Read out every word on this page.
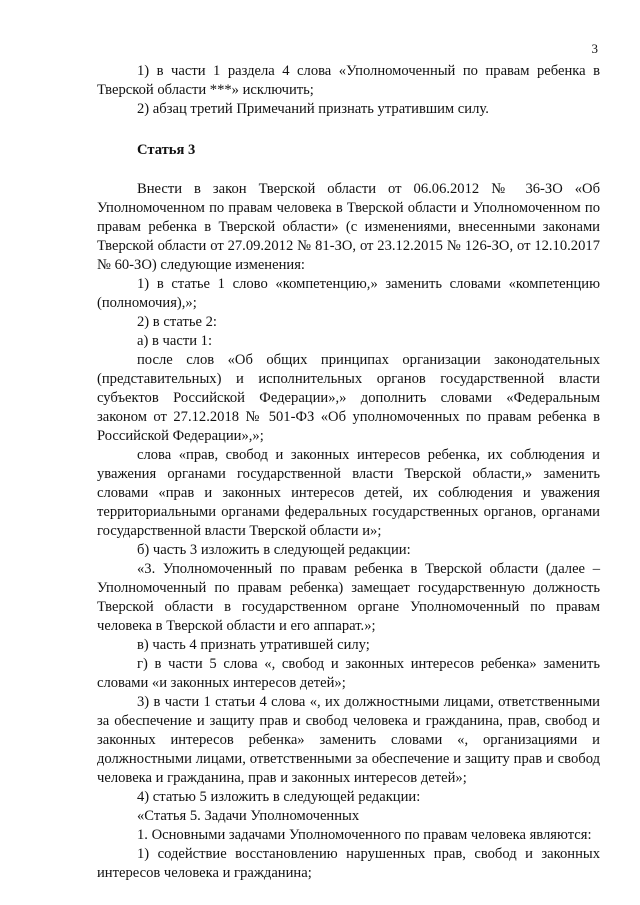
3

1) в части 1 раздела 4 слова «Уполномоченный по правам ребенка в Тверской области ***» исключить;

2) абзац третий Примечаний признать утратившим силу.

Статья 3

Внести в закон Тверской области от 06.06.2012 № 36-ЗО «Об Уполномоченном по правам человека в Тверской области и Уполномоченном по правам ребенка в Тверской области» (с изменениями, внесенными законами Тверской области от 27.09.2012 № 81-ЗО, от 23.12.2015 № 126-ЗО, от 12.10.2017 № 60-ЗО) следующие изменения:

1) в статье 1 слово «компетенцию,» заменить словами «компетенцию (полномочия),»;

2) в статье 2:

а) в части 1:

после слов «Об общих принципах организации законодательных (представительных) и исполнительных органов государственной власти субъектов Российской Федерации»,» дополнить словами «Федеральным законом от 27.12.2018 № 501-ФЗ «Об уполномоченных по правам ребенка в Российской Федерации»,»;

слова «прав, свобод и законных интересов ребенка, их соблюдения и уважения органами государственной власти Тверской области,» заменить словами «прав и законных интересов детей, их соблюдения и уважения территориальными органами федеральных государственных органов, органами государственной власти Тверской области и»;

б) часть 3 изложить в следующей редакции:

«3. Уполномоченный по правам ребенка в Тверской области (далее – Уполномоченный по правам ребенка) замещает государственную должность Тверской области в государственном органе Уполномоченный по правам человека в Тверской области и его аппарат.»;

в) часть 4 признать утратившей силу;

г) в части 5 слова «, свобод и законных интересов ребенка» заменить словами «и законных интересов детей»;

3) в части 1 статьи 4 слова «, их должностными лицами, ответственными за обеспечение и защиту прав и свобод человека и гражданина, прав, свобод и законных интересов ребенка» заменить словами «, организациями и должностными лицами, ответственными за обеспечение и защиту прав и свобод человека и гражданина, прав и законных интересов детей»;

4) статью 5 изложить в следующей редакции:

«Статья 5. Задачи Уполномоченных

1. Основными задачами Уполномоченного по правам человека являются:

1) содействие восстановлению нарушенных прав, свобод и законных интересов человека и гражданина;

_What to work on:_ Keep the pictures out and write out the records exactly.

_Worked answer:_
Read out every word on this page.
3

1) в части 1 раздела 4 слова «Уполномоченный по правам ребенка в Тверской области ***» исключить;

2) абзац третий Примечаний признать утратившим силу.

Статья 3

Внести в закон Тверской области от 06.06.2012 № 36-ЗО «Об Уполномоченном по правам человека в Тверской области и Уполномоченном по правам ребенка в Тверской области» (с изменениями, внесенными законами Тверской области от 27.09.2012 № 81-ЗО, от 23.12.2015 № 126-ЗО, от 12.10.2017 № 60-ЗО) следующие изменения:

1) в статье 1 слово «компетенцию,» заменить словами «компетенцию (полномочия),»;

2) в статье 2:

а) в части 1:

после слов «Об общих принципах организации законодательных (представительных) и исполнительных органов государственной власти субъектов Российской Федерации»,» дополнить словами «Федеральным законом от 27.12.2018 № 501-ФЗ «Об уполномоченных по правам ребенка в Российской Федерации»,»;

слова «прав, свобод и законных интересов ребенка, их соблюдения и уважения органами государственной власти Тверской области,» заменить словами «прав и законных интересов детей, их соблюдения и уважения территориальными органами федеральных государственных органов, органами государственной власти Тверской области и»;

б) часть 3 изложить в следующей редакции:

«3. Уполномоченный по правам ребенка в Тверской области (далее – Уполномоченный по правам ребенка) замещает государственную должность Тверской области в государственном органе Уполномоченный по правам человека в Тверской области и его аппарат.»;

в) часть 4 признать утратившей силу;

г) в части 5 слова «, свобод и законных интересов ребенка» заменить словами «и законных интересов детей»;

3) в части 1 статьи 4 слова «, их должностными лицами, ответственными за обеспечение и защиту прав и свобод человека и гражданина, прав, свобод и законных интересов ребенка» заменить словами «, организациями и должностными лицами, ответственными за обеспечение и защиту прав и свобод человека и гражданина, прав и законных интересов детей»;

4) статью 5 изложить в следующей редакции:

«Статья 5. Задачи Уполномоченных

1. Основными задачами Уполномоченного по правам человека являются:

1) содействие восстановлению нарушенных прав, свобод и законных интересов человека и гражданина;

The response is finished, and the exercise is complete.